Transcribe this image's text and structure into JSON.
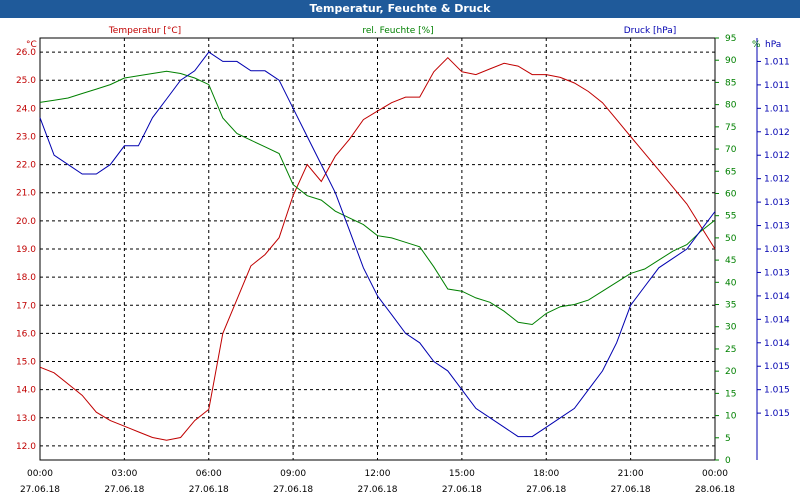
{
  "window": {
    "title": "Temperatur, Feuchte & Druck"
  },
  "colors": {
    "temperature": "#c00000",
    "humidity": "#008000",
    "pressure": "#0000b0",
    "grid": "#000000"
  },
  "chart_data": {
    "type": "line",
    "title": "Temperatur, Feuchte & Druck",
    "grid": true,
    "x_ticks": [
      {
        "time": "00:00",
        "date": "27.06.18"
      },
      {
        "time": "03:00",
        "date": "27.06.18"
      },
      {
        "time": "06:00",
        "date": "27.06.18"
      },
      {
        "time": "09:00",
        "date": "27.06.18"
      },
      {
        "time": "12:00",
        "date": "27.06.18"
      },
      {
        "time": "15:00",
        "date": "27.06.18"
      },
      {
        "time": "18:00",
        "date": "27.06.18"
      },
      {
        "time": "21:00",
        "date": "27.06.18"
      },
      {
        "time": "00:00",
        "date": "28.06.18"
      }
    ],
    "xlim_hours": [
      0,
      24
    ],
    "axes": {
      "temperature": {
        "label": "Temperatur [°C]",
        "unit": "°C",
        "ylim": [
          11.5,
          26.5
        ],
        "ticks": [
          "12.0",
          "13.0",
          "14.0",
          "15.0",
          "16.0",
          "17.0",
          "18.0",
          "19.0",
          "20.0",
          "21.0",
          "22.0",
          "23.0",
          "24.0",
          "25.0",
          "26.0"
        ]
      },
      "humidity": {
        "label": "rel. Feuchte [%]",
        "unit": "%",
        "ylim": [
          0,
          95
        ],
        "ticks": [
          "0",
          "5",
          "10",
          "15",
          "20",
          "25",
          "30",
          "35",
          "40",
          "45",
          "50",
          "55",
          "60",
          "65",
          "70",
          "75",
          "80",
          "85",
          "90",
          "95"
        ]
      },
      "pressure": {
        "label": "Druck [hPa]",
        "unit": "hPa",
        "ylim": [
          1010.75,
          1015.25
        ],
        "ticks": [
          "1.011",
          "1.011",
          "1.011",
          "1.012",
          "1.012",
          "1.012",
          "1.013",
          "1.013",
          "1.013",
          "1.013",
          "1.014",
          "1.014",
          "1.014",
          "1.015",
          "1.015",
          "1.015"
        ]
      }
    },
    "series": [
      {
        "name": "Temperatur [°C]",
        "axis": "temperature",
        "x": [
          0,
          0.5,
          1,
          1.5,
          2,
          2.5,
          3,
          3.5,
          4,
          4.5,
          5,
          5.5,
          6,
          6.5,
          7,
          7.5,
          8,
          8.5,
          9,
          9.5,
          10,
          10.5,
          11,
          11.5,
          12,
          12.5,
          13,
          13.5,
          14,
          14.5,
          15,
          15.5,
          16,
          16.5,
          17,
          17.5,
          18,
          18.5,
          19,
          19.5,
          20,
          20.5,
          21,
          21.5,
          22,
          22.5,
          23,
          23.5,
          24
        ],
        "values": [
          14.8,
          14.6,
          14.2,
          13.8,
          13.2,
          12.9,
          12.7,
          12.5,
          12.3,
          12.2,
          12.3,
          12.9,
          13.3,
          16.0,
          17.2,
          18.4,
          18.8,
          19.4,
          20.9,
          22.0,
          21.4,
          22.3,
          22.9,
          23.6,
          23.9,
          24.2,
          24.4,
          24.4,
          25.3,
          25.8,
          25.3,
          25.2,
          25.4,
          25.6,
          25.5,
          25.2,
          25.2,
          25.1,
          24.9,
          24.6,
          24.2,
          23.6,
          23.0,
          22.4,
          21.8,
          21.2,
          20.6,
          19.8,
          19.0
        ]
      },
      {
        "name": "rel. Feuchte [%]",
        "axis": "humidity",
        "x": [
          0,
          0.5,
          1,
          1.5,
          2,
          2.5,
          3,
          3.5,
          4,
          4.5,
          5,
          5.5,
          6,
          6.5,
          7,
          7.5,
          8,
          8.5,
          9,
          9.5,
          10,
          10.5,
          11,
          11.5,
          12,
          12.5,
          13,
          13.5,
          14,
          14.5,
          15,
          15.5,
          16,
          16.5,
          17,
          17.5,
          18,
          18.5,
          19,
          19.5,
          20,
          20.5,
          21,
          21.5,
          22,
          22.5,
          23,
          23.5,
          24
        ],
        "values": [
          80.5,
          81.0,
          81.5,
          82.5,
          83.5,
          84.5,
          86.0,
          86.5,
          87.0,
          87.5,
          87.0,
          86.0,
          84.5,
          77.0,
          73.5,
          72.0,
          70.5,
          69.0,
          62.0,
          59.5,
          58.5,
          56.0,
          54.5,
          53.0,
          50.5,
          50.0,
          49.0,
          48.0,
          43.5,
          38.5,
          38.0,
          36.5,
          35.5,
          33.5,
          31.0,
          30.5,
          33.0,
          34.5,
          35.0,
          36.0,
          38.0,
          40.0,
          42.0,
          43.0,
          45.0,
          47.0,
          48.5,
          51.5,
          54.0
        ]
      },
      {
        "name": "Druck [hPa]",
        "axis": "pressure",
        "x": [
          0,
          0.5,
          1,
          1.5,
          2,
          2.5,
          3,
          3.5,
          4,
          4.5,
          5,
          5.5,
          6,
          6.5,
          7,
          7.5,
          8,
          8.5,
          9,
          9.5,
          10,
          10.5,
          11,
          11.5,
          12,
          12.5,
          13,
          13.5,
          14,
          14.5,
          15,
          15.5,
          16,
          16.5,
          17,
          17.5,
          18,
          18.5,
          19,
          19.5,
          20,
          20.5,
          21,
          21.5,
          22,
          22.5,
          23,
          23.5,
          24
        ],
        "values": [
          1014.4,
          1014.0,
          1013.9,
          1013.8,
          1013.8,
          1013.9,
          1014.1,
          1014.1,
          1014.4,
          1014.6,
          1014.8,
          1014.9,
          1015.1,
          1015.0,
          1015.0,
          1014.9,
          1014.9,
          1014.8,
          1014.5,
          1014.2,
          1013.9,
          1013.6,
          1013.2,
          1012.8,
          1012.5,
          1012.3,
          1012.1,
          1012.0,
          1011.8,
          1011.7,
          1011.5,
          1011.3,
          1011.2,
          1011.1,
          1011.0,
          1011.0,
          1011.1,
          1011.2,
          1011.3,
          1011.5,
          1011.7,
          1012.0,
          1012.4,
          1012.6,
          1012.8,
          1012.9,
          1013.0,
          1013.2,
          1013.4
        ]
      }
    ]
  }
}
━━━━━━━━━━━━━━━━━━━━
▶ [SHORT PROBLEM]
Tell how many lines of the data include the word "Druck", and nothing else.

▶ [EXERCISE OUTPUT]
4